## Saved entries:
::::::::::
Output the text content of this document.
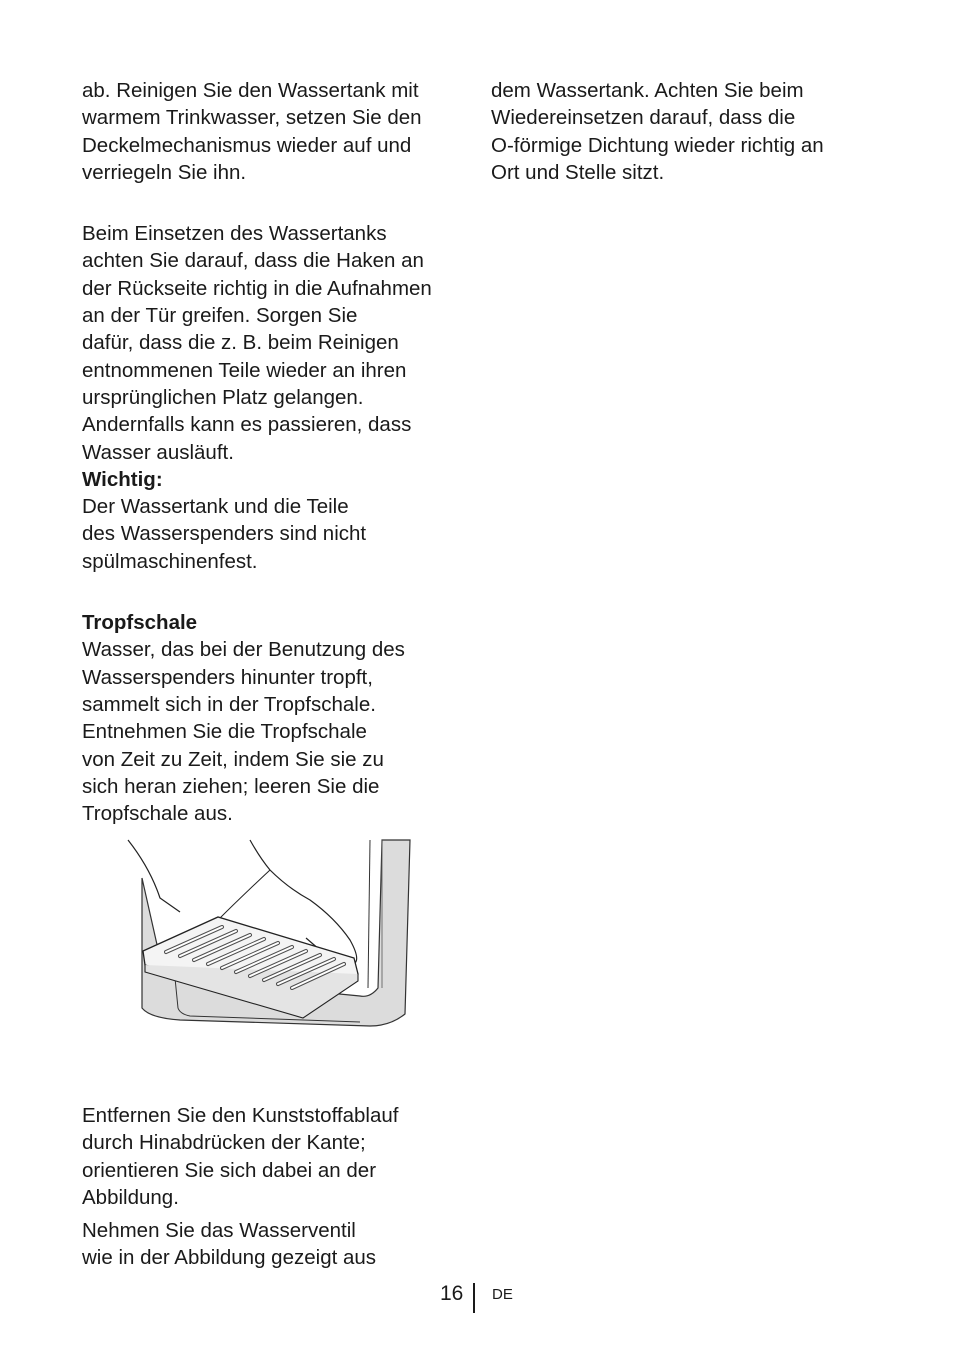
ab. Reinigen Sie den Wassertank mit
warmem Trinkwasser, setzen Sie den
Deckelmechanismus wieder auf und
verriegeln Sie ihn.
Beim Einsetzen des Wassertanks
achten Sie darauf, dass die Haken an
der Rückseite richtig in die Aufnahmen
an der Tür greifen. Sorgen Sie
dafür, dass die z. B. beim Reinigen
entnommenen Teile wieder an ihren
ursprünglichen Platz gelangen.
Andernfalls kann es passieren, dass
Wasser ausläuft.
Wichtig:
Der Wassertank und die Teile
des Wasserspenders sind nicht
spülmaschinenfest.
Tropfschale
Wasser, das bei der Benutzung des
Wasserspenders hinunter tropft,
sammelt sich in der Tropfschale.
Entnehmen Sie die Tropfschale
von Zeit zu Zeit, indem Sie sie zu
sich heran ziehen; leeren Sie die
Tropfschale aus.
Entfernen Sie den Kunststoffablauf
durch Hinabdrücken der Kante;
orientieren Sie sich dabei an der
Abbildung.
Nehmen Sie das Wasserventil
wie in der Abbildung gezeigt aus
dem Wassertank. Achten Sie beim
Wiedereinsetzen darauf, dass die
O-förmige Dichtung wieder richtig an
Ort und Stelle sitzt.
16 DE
::::::::::
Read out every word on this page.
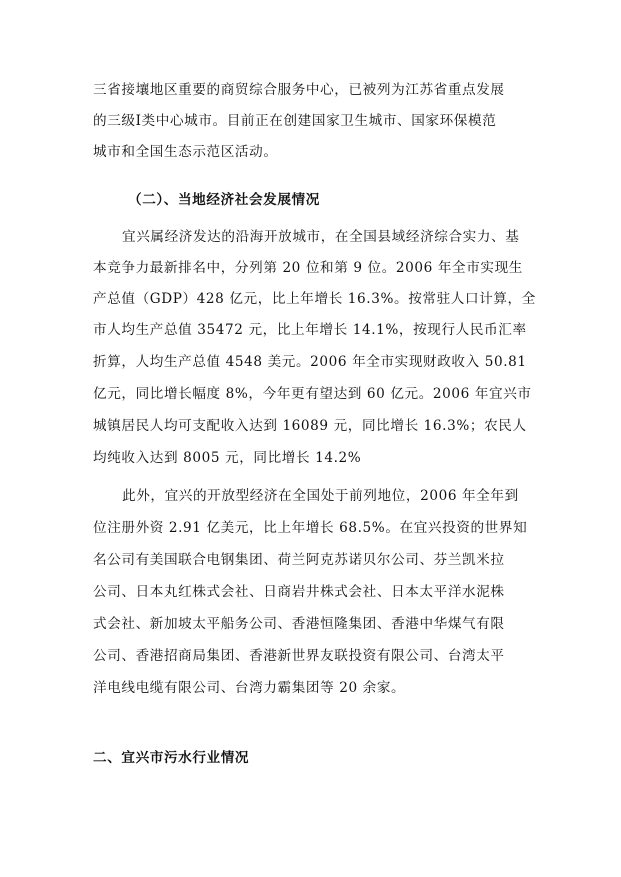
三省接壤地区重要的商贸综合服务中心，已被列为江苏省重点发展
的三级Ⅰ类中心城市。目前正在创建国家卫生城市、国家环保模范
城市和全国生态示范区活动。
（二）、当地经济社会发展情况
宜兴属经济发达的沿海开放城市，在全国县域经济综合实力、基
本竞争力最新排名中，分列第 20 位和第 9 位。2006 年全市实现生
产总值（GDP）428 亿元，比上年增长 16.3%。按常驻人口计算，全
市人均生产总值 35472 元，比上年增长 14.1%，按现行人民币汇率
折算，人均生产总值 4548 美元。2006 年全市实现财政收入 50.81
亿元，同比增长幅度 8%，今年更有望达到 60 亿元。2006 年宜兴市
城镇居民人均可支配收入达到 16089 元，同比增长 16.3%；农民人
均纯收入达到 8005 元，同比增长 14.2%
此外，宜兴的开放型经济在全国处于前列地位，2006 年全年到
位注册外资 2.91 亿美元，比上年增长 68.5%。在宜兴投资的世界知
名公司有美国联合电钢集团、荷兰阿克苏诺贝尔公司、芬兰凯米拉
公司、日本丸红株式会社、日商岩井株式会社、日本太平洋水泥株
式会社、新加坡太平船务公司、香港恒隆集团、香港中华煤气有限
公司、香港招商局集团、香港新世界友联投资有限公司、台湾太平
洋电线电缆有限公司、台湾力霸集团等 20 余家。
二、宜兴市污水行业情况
::::::::::
## WHAT YOU ARE ASKED TO DO:
Copy out every line that includes the word "darauf".

## REPLY:
achten Sie darauf, dass die Haken an
Wiedereinsetzen darauf, dass die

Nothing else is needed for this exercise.